Do this - Isolate every line in the records below with "minut" in it.

Dataset entries
* * * * * * * * *

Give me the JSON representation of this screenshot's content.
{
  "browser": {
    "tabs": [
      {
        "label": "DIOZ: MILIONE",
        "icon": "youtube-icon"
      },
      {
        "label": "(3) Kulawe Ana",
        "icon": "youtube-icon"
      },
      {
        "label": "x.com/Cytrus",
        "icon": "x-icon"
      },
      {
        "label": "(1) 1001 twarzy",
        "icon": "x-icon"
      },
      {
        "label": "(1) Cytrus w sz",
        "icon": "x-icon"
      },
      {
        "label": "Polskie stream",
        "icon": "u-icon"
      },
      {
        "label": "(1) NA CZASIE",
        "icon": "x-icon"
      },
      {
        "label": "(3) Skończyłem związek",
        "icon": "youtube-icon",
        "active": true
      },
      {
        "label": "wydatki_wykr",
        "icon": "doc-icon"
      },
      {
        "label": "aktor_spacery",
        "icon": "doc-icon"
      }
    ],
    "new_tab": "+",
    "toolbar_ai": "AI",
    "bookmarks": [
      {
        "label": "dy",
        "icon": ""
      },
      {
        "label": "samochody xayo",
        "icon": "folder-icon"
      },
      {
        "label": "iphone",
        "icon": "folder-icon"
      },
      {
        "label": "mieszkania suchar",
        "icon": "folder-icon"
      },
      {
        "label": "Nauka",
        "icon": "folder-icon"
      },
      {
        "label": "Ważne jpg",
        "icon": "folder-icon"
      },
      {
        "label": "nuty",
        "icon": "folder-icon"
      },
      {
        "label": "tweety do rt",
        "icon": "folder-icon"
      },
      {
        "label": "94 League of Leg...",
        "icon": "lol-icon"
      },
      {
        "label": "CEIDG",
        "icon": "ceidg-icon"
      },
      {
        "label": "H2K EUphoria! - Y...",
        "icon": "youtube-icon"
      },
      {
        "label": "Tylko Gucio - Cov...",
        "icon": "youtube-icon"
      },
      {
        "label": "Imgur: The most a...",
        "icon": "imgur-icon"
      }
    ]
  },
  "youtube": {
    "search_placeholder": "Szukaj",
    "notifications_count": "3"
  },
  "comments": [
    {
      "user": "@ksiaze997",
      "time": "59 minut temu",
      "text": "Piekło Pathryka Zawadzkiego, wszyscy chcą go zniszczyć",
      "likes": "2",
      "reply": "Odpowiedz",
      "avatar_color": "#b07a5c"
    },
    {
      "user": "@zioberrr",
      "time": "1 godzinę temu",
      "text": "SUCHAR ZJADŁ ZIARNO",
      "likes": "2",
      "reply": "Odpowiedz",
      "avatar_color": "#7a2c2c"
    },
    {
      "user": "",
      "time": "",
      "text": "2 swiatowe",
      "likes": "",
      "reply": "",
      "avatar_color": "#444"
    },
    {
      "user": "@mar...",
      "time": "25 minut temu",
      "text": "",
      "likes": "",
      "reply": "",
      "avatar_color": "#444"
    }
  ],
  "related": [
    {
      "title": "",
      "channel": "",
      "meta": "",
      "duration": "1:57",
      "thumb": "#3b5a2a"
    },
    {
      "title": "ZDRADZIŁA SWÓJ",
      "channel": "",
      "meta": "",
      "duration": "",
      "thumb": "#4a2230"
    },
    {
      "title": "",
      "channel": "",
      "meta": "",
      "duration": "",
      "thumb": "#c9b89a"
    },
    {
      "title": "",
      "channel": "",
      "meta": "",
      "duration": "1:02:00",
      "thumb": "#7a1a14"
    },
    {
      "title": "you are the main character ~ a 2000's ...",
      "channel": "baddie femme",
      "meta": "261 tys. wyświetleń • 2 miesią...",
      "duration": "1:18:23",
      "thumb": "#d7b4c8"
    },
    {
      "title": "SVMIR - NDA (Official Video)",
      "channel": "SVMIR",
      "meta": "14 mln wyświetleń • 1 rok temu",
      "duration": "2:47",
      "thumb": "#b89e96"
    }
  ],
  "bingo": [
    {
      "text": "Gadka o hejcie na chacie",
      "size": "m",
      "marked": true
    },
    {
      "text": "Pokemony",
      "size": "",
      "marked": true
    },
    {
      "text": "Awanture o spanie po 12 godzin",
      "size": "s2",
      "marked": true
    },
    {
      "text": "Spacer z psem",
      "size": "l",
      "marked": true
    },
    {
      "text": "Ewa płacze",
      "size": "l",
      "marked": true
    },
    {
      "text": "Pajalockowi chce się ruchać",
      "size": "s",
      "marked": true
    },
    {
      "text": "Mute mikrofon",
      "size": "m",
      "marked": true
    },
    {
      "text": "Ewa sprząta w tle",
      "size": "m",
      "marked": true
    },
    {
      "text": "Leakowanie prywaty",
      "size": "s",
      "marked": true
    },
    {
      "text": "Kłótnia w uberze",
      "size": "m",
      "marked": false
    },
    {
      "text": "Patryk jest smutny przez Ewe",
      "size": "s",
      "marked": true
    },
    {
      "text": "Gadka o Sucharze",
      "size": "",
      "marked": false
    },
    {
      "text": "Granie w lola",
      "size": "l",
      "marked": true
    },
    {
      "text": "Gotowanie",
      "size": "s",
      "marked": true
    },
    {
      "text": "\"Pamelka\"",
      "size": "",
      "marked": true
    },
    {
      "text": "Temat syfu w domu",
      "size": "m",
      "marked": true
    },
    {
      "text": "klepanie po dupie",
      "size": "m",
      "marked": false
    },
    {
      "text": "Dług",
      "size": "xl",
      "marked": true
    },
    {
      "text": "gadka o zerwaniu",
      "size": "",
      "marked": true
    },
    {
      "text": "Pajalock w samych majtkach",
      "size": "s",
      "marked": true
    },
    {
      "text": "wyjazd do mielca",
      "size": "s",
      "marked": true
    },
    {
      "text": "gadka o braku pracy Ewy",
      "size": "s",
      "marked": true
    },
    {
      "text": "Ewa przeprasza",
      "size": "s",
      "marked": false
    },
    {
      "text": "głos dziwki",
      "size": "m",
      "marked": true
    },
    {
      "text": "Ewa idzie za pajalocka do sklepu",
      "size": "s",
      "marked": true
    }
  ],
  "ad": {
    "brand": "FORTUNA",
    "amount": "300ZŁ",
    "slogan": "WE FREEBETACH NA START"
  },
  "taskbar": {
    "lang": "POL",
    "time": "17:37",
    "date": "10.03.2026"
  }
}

* * * * * * * * *

Worked answer -
      "time": "59 minut temu",
      "time": "25 minut temu",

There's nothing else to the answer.